Bien plus tard dans l'Histoire, lors de la révolution culturelle instaurée par Mao Zedong de 1966 jusqu'à sa mort en 1976, il voulut revenir au pouvoir, et pour y remédier, il désirait assainir le parti communiste chinois et limiter les pouvoirs de l’administration. Il instaura une révolution culturelle qui entraîna les rebelles contre cette situation à risquer leur vie pour peindre sur les murs les fameux dazibaos ; affiche traditionnelle de Chine ouvert à tous les citoyens qui désirent exprimer leur insatisfaction politique ou morale. Elle est publique et collée sur les murs des rues, à l’époque elle servait de journaux de propagande anti-maoïste.

Le Printemps Arabe, aussi baptisé «  Révolutions Arabes », « Révoltes Arabes » ou bien « Réveil Arabe », est un ensemble de protestations populaires plus ou moins important qui nait dans de multiple pays du monde arabe à partir de décembre 2010 et toujours en cours. Comme en Tunisie, en Egypte, en Libye, au Maroc, en Algérie, au Yémen, au Bahreïn, en Syrie, en Jordanie, en Oman et dans de nombreux autres pays où les manifestations restent mineures. Ainsi on voit sur des murs Tunisiens des messages, pour la plupart de soutient « Restez debout les Tunisiens, tout le monde est fier de vous », de toutes les langues «  We will not give up » et même de l’humour sur le mur de la honte, ci-dessous : 











Ainsi, on remarque que quelque soit l'époque dans laquelle ils vivaient, les peuples se retrouvant face à des guerres et des conflits se servaient du graffiti soit pour attaquer l'ennemi par les mots, soit pour hurler leurs souhaits de paix, soit pour des messages de soutiens, soit pour transmettre leurs idées.

§ **La consigne**
Citez mot pour mot, s'il vous plaît, le passage du texte sur les graffitis en temps de conflit qui va de « Ainsi, on remarque » jusqu'à « transmettre leurs idées. ».

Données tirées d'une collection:
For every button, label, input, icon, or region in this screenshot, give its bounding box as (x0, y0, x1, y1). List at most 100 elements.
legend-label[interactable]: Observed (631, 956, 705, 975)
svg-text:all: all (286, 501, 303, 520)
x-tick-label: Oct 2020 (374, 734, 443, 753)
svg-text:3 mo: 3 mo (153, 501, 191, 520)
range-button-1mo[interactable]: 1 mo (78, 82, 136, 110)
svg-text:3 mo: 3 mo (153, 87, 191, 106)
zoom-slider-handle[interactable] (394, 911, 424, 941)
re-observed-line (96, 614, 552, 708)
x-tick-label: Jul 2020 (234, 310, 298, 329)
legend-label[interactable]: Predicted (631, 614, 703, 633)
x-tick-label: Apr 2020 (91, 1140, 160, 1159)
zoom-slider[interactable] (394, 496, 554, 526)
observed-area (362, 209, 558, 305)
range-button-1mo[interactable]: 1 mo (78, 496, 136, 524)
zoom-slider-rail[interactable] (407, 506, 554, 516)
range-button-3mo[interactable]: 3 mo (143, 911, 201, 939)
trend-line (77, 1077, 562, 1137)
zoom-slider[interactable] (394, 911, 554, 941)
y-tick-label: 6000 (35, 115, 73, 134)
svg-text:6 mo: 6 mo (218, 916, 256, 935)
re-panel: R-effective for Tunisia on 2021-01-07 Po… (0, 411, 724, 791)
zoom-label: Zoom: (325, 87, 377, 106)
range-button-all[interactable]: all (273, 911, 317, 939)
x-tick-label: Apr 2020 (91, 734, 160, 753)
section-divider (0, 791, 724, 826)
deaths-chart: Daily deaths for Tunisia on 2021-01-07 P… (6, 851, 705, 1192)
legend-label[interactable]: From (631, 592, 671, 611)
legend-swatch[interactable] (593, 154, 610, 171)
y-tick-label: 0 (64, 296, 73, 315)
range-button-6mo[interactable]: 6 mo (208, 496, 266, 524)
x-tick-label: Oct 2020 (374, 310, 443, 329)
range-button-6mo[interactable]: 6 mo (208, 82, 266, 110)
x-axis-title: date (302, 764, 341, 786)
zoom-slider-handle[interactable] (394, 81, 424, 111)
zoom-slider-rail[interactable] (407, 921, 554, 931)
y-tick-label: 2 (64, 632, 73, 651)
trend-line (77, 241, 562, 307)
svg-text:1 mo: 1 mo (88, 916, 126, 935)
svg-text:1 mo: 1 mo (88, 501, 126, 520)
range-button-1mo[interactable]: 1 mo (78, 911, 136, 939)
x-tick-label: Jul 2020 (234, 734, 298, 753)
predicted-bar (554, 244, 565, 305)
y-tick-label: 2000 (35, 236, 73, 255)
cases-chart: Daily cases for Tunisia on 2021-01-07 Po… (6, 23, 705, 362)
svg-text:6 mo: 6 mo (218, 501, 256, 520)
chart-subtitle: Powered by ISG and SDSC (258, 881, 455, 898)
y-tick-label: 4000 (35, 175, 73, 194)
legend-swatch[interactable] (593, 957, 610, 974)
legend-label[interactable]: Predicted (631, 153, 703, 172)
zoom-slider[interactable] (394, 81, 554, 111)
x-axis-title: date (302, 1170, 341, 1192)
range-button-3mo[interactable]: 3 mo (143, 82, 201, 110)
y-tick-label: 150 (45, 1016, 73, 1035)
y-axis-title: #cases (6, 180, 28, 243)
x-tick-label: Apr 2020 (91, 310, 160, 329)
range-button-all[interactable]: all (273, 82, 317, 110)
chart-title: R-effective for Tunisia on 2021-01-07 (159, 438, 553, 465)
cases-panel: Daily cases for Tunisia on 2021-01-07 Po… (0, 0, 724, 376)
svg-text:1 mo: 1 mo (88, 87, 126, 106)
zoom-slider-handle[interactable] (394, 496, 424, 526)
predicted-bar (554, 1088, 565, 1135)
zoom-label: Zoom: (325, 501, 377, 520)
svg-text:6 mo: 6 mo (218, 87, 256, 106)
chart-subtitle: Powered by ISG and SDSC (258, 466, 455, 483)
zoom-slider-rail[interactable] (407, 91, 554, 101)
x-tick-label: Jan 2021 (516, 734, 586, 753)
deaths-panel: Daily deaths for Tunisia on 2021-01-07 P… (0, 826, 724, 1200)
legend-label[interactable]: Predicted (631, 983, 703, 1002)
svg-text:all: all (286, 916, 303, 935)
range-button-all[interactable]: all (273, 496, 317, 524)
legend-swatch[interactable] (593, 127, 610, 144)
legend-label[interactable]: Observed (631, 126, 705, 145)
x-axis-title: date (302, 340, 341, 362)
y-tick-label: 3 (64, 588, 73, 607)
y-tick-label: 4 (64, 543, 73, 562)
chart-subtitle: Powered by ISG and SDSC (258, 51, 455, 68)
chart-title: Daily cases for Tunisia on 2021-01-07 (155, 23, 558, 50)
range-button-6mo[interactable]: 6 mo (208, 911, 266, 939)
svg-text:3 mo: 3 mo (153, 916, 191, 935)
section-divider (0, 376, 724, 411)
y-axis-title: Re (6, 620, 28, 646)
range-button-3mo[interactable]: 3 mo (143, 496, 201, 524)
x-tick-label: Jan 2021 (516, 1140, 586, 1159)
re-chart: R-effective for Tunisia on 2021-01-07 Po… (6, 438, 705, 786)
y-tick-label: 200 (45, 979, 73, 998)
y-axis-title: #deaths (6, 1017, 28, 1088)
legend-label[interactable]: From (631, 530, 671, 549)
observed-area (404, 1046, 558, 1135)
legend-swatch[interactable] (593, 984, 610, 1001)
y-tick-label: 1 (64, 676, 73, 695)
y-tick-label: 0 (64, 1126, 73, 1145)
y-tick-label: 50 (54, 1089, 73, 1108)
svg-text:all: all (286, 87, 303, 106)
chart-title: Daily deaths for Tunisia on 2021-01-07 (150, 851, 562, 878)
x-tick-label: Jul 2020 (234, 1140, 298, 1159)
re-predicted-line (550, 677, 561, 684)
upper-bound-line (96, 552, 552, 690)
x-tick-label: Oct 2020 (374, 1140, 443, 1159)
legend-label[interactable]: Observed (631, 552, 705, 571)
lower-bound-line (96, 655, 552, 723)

§ **Réponse proposée**
Ainsi, on remarque que quelque soit l'époque dans laquelle ils vivaient, les peuples se retrouvant face à des guerres et des conflits se servaient du graffiti soit pour attaquer l'ennemi par les mots, soit pour hurler leurs souhaits de paix, soit pour des messages de soutiens, soit pour transmettre leurs idées.